Rows from a figure dataset:
━━━━━━━━━━
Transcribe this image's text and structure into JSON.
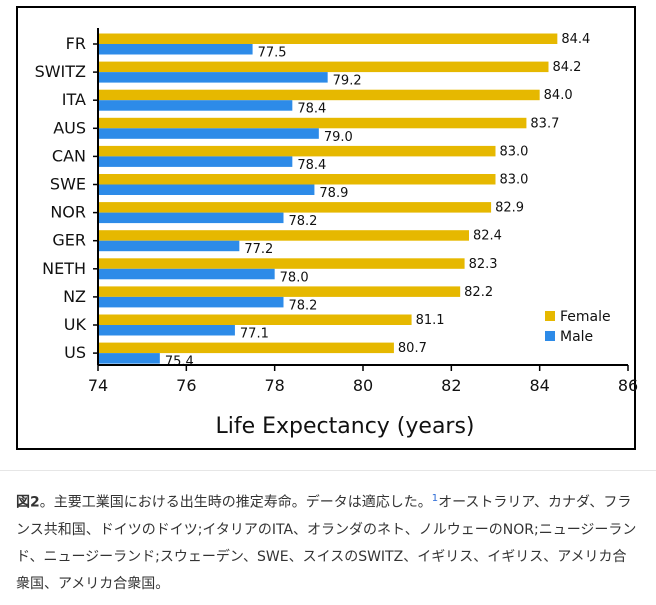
{
  "chart_data": {
    "type": "bar",
    "orientation": "horizontal",
    "categories": [
      "FR",
      "SWITZ",
      "ITA",
      "AUS",
      "CAN",
      "SWE",
      "NOR",
      "GER",
      "NETH",
      "NZ",
      "UK",
      "US"
    ],
    "series": [
      {
        "name": "Female",
        "color": "#e6b800",
        "values": [
          84.4,
          84.2,
          84.0,
          83.7,
          83.0,
          83.0,
          82.9,
          82.4,
          82.3,
          82.2,
          81.1,
          80.7
        ]
      },
      {
        "name": "Male",
        "color": "#2d8be8",
        "values": [
          77.5,
          79.2,
          78.4,
          79.0,
          78.4,
          78.9,
          78.2,
          77.2,
          78.0,
          78.2,
          77.1,
          75.4
        ]
      }
    ],
    "value_labels": {
      "Female": [
        "84.4",
        "84.2",
        "84.0",
        "83.7",
        "83.0",
        "83.0",
        "82.9",
        "82.4",
        "82.3",
        "82.2",
        "81.1",
        "80.7"
      ],
      "Male": [
        "77.5",
        "79.2",
        "78.4",
        "79.0",
        "78.4",
        "78.9",
        "78.2",
        "77.2",
        "78.0",
        "78.2",
        "77.1",
        "75.4"
      ]
    },
    "xlabel": "Life Expectancy (years)",
    "xlim": [
      74,
      86
    ],
    "xticks": [
      74,
      76,
      78,
      80,
      82,
      84,
      86
    ],
    "grid": false,
    "legend_position": "bottom-right"
  },
  "caption": {
    "label": "図2",
    "before_ref": "。主要工業国における出生時の推定寿命。データは適応した。",
    "ref": "1",
    "after_ref": "オーストラリア、カナダ、フランス共和国、ドイツのドイツ;イタリアのITA、オランダのネト、ノルウェーのNOR;ニュージーランド、ニュージーランド;スウェーデン、SWE、スイスのSWITZ、イギリス、イギリス、アメリカ合衆国、アメリカ合衆国。"
  }
}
━━━━━━━━━━
TASK STATEMENT:
Leave out the pictures and transcribe everything else exactly.

EXERCISE RESULT:
Transcribe this image's text and structure into JSON.
{
  "chart_data": {
    "type": "bar",
    "orientation": "horizontal",
    "categories": [
      "FR",
      "SWITZ",
      "ITA",
      "AUS",
      "CAN",
      "SWE",
      "NOR",
      "GER",
      "NETH",
      "NZ",
      "UK",
      "US"
    ],
    "series": [
      {
        "name": "Female",
        "color": "#e6b800",
        "values": [
          84.4,
          84.2,
          84.0,
          83.7,
          83.0,
          83.0,
          82.9,
          82.4,
          82.3,
          82.2,
          81.1,
          80.7
        ]
      },
      {
        "name": "Male",
        "color": "#2d8be8",
        "values": [
          77.5,
          79.2,
          78.4,
          79.0,
          78.4,
          78.9,
          78.2,
          77.2,
          78.0,
          78.2,
          77.1,
          75.4
        ]
      }
    ],
    "value_labels": {
      "Female": [
        "84.4",
        "84.2",
        "84.0",
        "83.7",
        "83.0",
        "83.0",
        "82.9",
        "82.4",
        "82.3",
        "82.2",
        "81.1",
        "80.7"
      ],
      "Male": [
        "77.5",
        "79.2",
        "78.4",
        "79.0",
        "78.4",
        "78.9",
        "78.2",
        "77.2",
        "78.0",
        "78.2",
        "77.1",
        "75.4"
      ]
    },
    "xlabel": "Life Expectancy (years)",
    "xlim": [
      74,
      86
    ],
    "xticks": [
      74,
      76,
      78,
      80,
      82,
      84,
      86
    ],
    "grid": false,
    "legend_position": "bottom-right"
  },
  "caption": {
    "label": "図2",
    "before_ref": "。主要工業国における出生時の推定寿命。データは適応した。",
    "ref": "1",
    "after_ref": "オーストラリア、カナダ、フランス共和国、ドイツのドイツ;イタリアのITA、オランダのネト、ノルウェーのNOR;ニュージーランド、ニュージーランド;スウェーデン、SWE、スイスのSWITZ、イギリス、イギリス、アメリカ合衆国、アメリカ合衆国。"
  }
}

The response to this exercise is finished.